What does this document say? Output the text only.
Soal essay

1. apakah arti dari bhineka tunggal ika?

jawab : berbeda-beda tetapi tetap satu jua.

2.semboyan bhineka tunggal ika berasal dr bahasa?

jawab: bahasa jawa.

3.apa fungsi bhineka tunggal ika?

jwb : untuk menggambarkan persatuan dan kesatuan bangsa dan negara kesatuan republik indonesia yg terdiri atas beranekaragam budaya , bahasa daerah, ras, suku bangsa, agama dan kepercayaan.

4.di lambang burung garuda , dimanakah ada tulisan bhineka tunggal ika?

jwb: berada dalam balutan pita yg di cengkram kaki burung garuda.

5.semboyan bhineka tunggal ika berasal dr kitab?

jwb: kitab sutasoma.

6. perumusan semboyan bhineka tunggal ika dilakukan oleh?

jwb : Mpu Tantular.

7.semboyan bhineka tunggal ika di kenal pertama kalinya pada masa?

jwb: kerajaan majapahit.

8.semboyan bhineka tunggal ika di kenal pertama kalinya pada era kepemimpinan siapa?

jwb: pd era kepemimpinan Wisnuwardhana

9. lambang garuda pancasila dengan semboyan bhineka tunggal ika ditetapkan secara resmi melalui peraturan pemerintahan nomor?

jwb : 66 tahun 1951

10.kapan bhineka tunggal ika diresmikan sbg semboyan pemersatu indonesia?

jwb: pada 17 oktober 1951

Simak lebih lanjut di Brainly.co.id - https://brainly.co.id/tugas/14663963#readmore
+ + +
WHAT YOU SHOULD DO
The records above should all be quoted exactly, please.

RESULT OF THE EXERCISE
What does this document say? Output the text only.
Soal essay

1. apakah arti dari bhineka tunggal ika?

jawab : berbeda-beda tetapi tetap satu jua.

2.semboyan bhineka tunggal ika berasal dr bahasa?

jawab: bahasa jawa.

3.apa fungsi bhineka tunggal ika?

jwb : untuk menggambarkan persatuan dan kesatuan bangsa dan negara kesatuan republik indonesia yg terdiri atas beranekaragam budaya , bahasa daerah, ras, suku bangsa, agama dan kepercayaan.

4.di lambang burung garuda , dimanakah ada tulisan bhineka tunggal ika?

jwb: berada dalam balutan pita yg di cengkram kaki burung garuda.

5.semboyan bhineka tunggal ika berasal dr kitab?

jwb: kitab sutasoma.

6. perumusan semboyan bhineka tunggal ika dilakukan oleh?

jwb : Mpu Tantular.

7.semboyan bhineka tunggal ika di kenal pertama kalinya pada masa?

jwb: kerajaan majapahit.

8.semboyan bhineka tunggal ika di kenal pertama kalinya pada era kepemimpinan siapa?

jwb: pd era kepemimpinan Wisnuwardhana

9. lambang garuda pancasila dengan semboyan bhineka tunggal ika ditetapkan secara resmi melalui peraturan pemerintahan nomor?

jwb : 66 tahun 1951

10.kapan bhineka tunggal ika diresmikan sbg semboyan pemersatu indonesia?

jwb: pada 17 oktober 1951

Simak lebih lanjut di Brainly.co.id - https://brainly.co.id/tugas/14663963#readmore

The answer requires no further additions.